PROMPT — Copy out the lines of the records word for word, starting at the line containing "saved-check-icon <box>1263 113 1272 121</box>" and ending at the line containing "checklist-icon <box>1070 667 1076 678</box>".

Element box annotations:

○ ○ ○ ○ ○

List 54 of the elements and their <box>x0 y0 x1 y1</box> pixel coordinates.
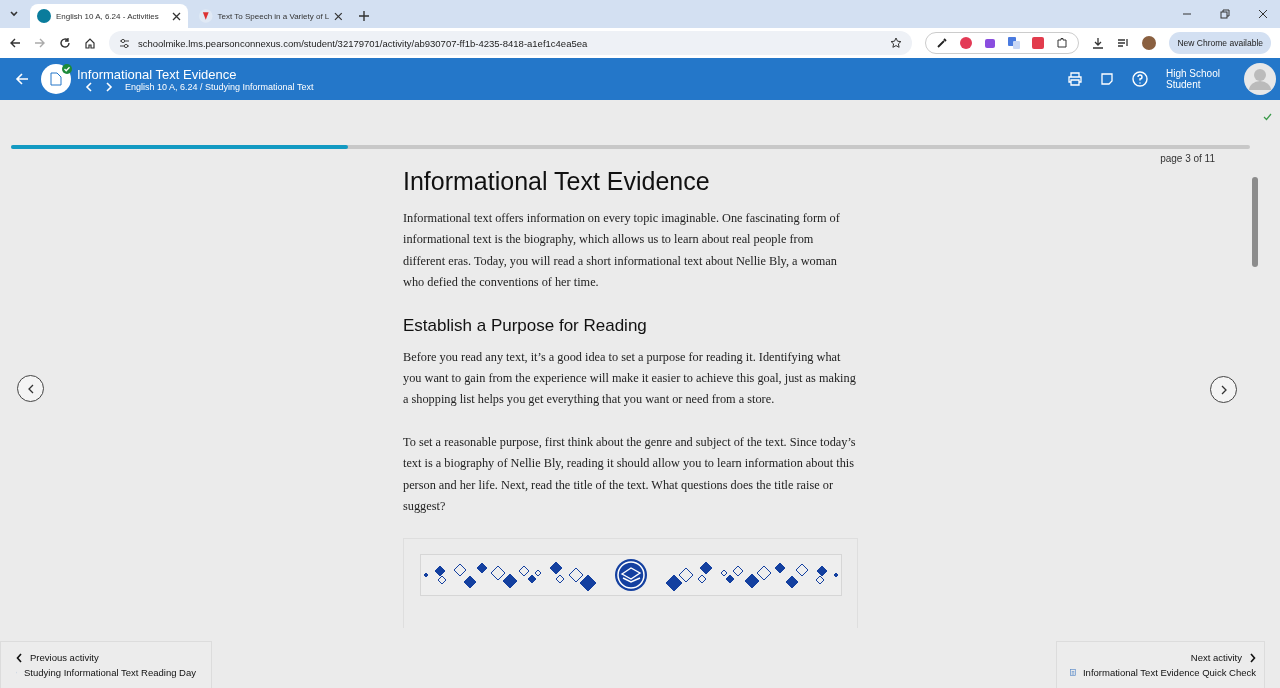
saved-check-icon <box>1263 113 1272 121</box>
extension-icon[interactable] <box>960 37 973 49</box>
chevron-left-icon[interactable] <box>85 81 93 92</box>
next-activity-label: Next activity <box>1190 652 1242 663</box>
translate-icon[interactable] <box>1008 37 1021 49</box>
next-activity-title: Informational Text Evidence Quick Check <box>1082 667 1256 678</box>
breadcrumb[interactable]: English 10 A, 6.24 / Studying Informational Text <box>125 81 314 92</box>
site-icon <box>199 9 213 23</box>
paragraph: Informational text offers information on every topic imaginable. One fascinating form of informational text is the biography, which allows us to learn about real people from different eras. Today, you will read a short informational text about Nellie Bly, a woman who defied the conventions of her time. <box>403 210 841 292</box>
note-icon[interactable] <box>1100 72 1114 86</box>
section-heading: Establish a Purpose for Reading <box>403 315 648 336</box>
activity-title: Informational Text Evidence <box>77 66 238 82</box>
chevron-left-icon <box>26 383 35 394</box>
previous-page-button[interactable] <box>17 375 44 402</box>
restore-icon[interactable] <box>1220 9 1230 19</box>
previous-activity-label: Previous activity <box>30 652 99 663</box>
back-arrow-icon[interactable] <box>9 37 21 49</box>
reload-icon[interactable] <box>59 37 71 49</box>
chevron-right-icon <box>1219 384 1228 395</box>
close-icon[interactable] <box>172 11 181 21</box>
chevron-right-icon[interactable] <box>105 81 113 92</box>
update-button[interactable]: New Chrome available <box>1169 32 1271 54</box>
checklist-icon <box>1070 667 1076 678</box>
address-bar[interactable]: schoolmike.lms.pearsonconnexus.com/student/32179701/activity/ab930707-ff1b-4235-8418-a1ef1c4ea5ea <box>109 31 913 55</box>
download-icon[interactable] <box>1092 37 1105 49</box>
paragraph: Before you read any text, it’s a good idea to set a purpose for reading it. Identifying what you want to gain from the experience will make it easier to achieve this goal, just as making a shopping list helps you get everything that you want or need from a store. <box>403 348 857 409</box>
print-icon[interactable] <box>1068 72 1082 86</box>
extension-icon[interactable] <box>1032 37 1045 49</box>
chevron-left-icon <box>16 652 23 663</box>
home-icon[interactable] <box>84 37 96 49</box>
extension-icon[interactable] <box>984 37 997 49</box>
page-counter: page 3 of 11 <box>1160 153 1215 164</box>
help-icon[interactable] <box>1132 71 1148 87</box>
article-title: Informational Text Evidence <box>403 167 711 196</box>
media-icon[interactable] <box>1117 37 1130 49</box>
paragraph: To set a reasonable purpose, first think about the genre and subject of the text. Since today’s text is a biography of Nellie Bly, reading it should allow you to learn information about this person and her life. Next, read the title of the text. What questions does the title raise or suggest? <box>403 433 857 516</box>
user-name[interactable]: High School Student <box>1166 68 1226 90</box>
close-icon[interactable] <box>1258 9 1268 19</box>
site-settings-icon[interactable] <box>119 37 130 49</box>
browser-tab[interactable]: English 10 A, 6.24 - Activities <box>30 4 188 28</box>
eyedropper-icon[interactable] <box>936 37 949 49</box>
next-activity-card[interactable]: Next activity Informational Text Evidence Quick Check <box>1056 641 1265 688</box>
profile-avatar[interactable] <box>1142 36 1157 50</box>
previous-activity-card[interactable]: Previous activity Studying Informational Text Reading Day <box>0 641 212 688</box>
close-icon[interactable] <box>334 11 343 21</box>
previous-activity-title: Studying Informational Text Reading Day <box>24 667 196 678</box>
puzzle-icon[interactable] <box>1056 37 1069 49</box>
site-icon <box>37 9 51 23</box>
next-page-button[interactable] <box>1210 376 1237 403</box>
new-tab-icon[interactable] <box>358 10 370 22</box>
browser-tab[interactable]: Text To Speech in a Variety of L <box>192 4 350 28</box>
star-icon[interactable] <box>890 37 903 49</box>
user-avatar[interactable] <box>1244 63 1276 95</box>
chevron-right-icon <box>1249 652 1256 663</box>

○ ○ ○ ○ ○

EXPECTED OUTPUT —
saved-check-icon <box>1263 113 1272 121</box>
extension-icon[interactable] <box>960 37 973 49</box>
chevron-left-icon[interactable] <box>85 81 93 92</box>
next-activity-label: Next activity <box>1190 652 1242 663</box>
translate-icon[interactable] <box>1008 37 1021 49</box>
next-activity-title: Informational Text Evidence Quick Check <box>1082 667 1256 678</box>
breadcrumb[interactable]: English 10 A, 6.24 / Studying Informational Text <box>125 81 314 92</box>
site-icon <box>199 9 213 23</box>
paragraph: Informational text offers information on every topic imaginable. One fascinating form of informational text is the biography, which allows us to learn about real people from different eras. Today, you will read a short informational text about Nellie Bly, a woman who defied the conventions of her time. <box>403 210 841 292</box>
note-icon[interactable] <box>1100 72 1114 86</box>
section-heading: Establish a Purpose for Reading <box>403 315 648 336</box>
activity-title: Informational Text Evidence <box>77 66 238 82</box>
chevron-left-icon <box>26 383 35 394</box>
previous-page-button[interactable] <box>17 375 44 402</box>
restore-icon[interactable] <box>1220 9 1230 19</box>
previous-activity-label: Previous activity <box>30 652 99 663</box>
back-arrow-icon[interactable] <box>9 37 21 49</box>
reload-icon[interactable] <box>59 37 71 49</box>
chevron-right-icon <box>1219 384 1228 395</box>
close-icon[interactable] <box>172 11 181 21</box>
chevron-right-icon[interactable] <box>105 81 113 92</box>
update-button[interactable]: New Chrome available <box>1169 32 1271 54</box>
checklist-icon <box>1070 667 1076 678</box>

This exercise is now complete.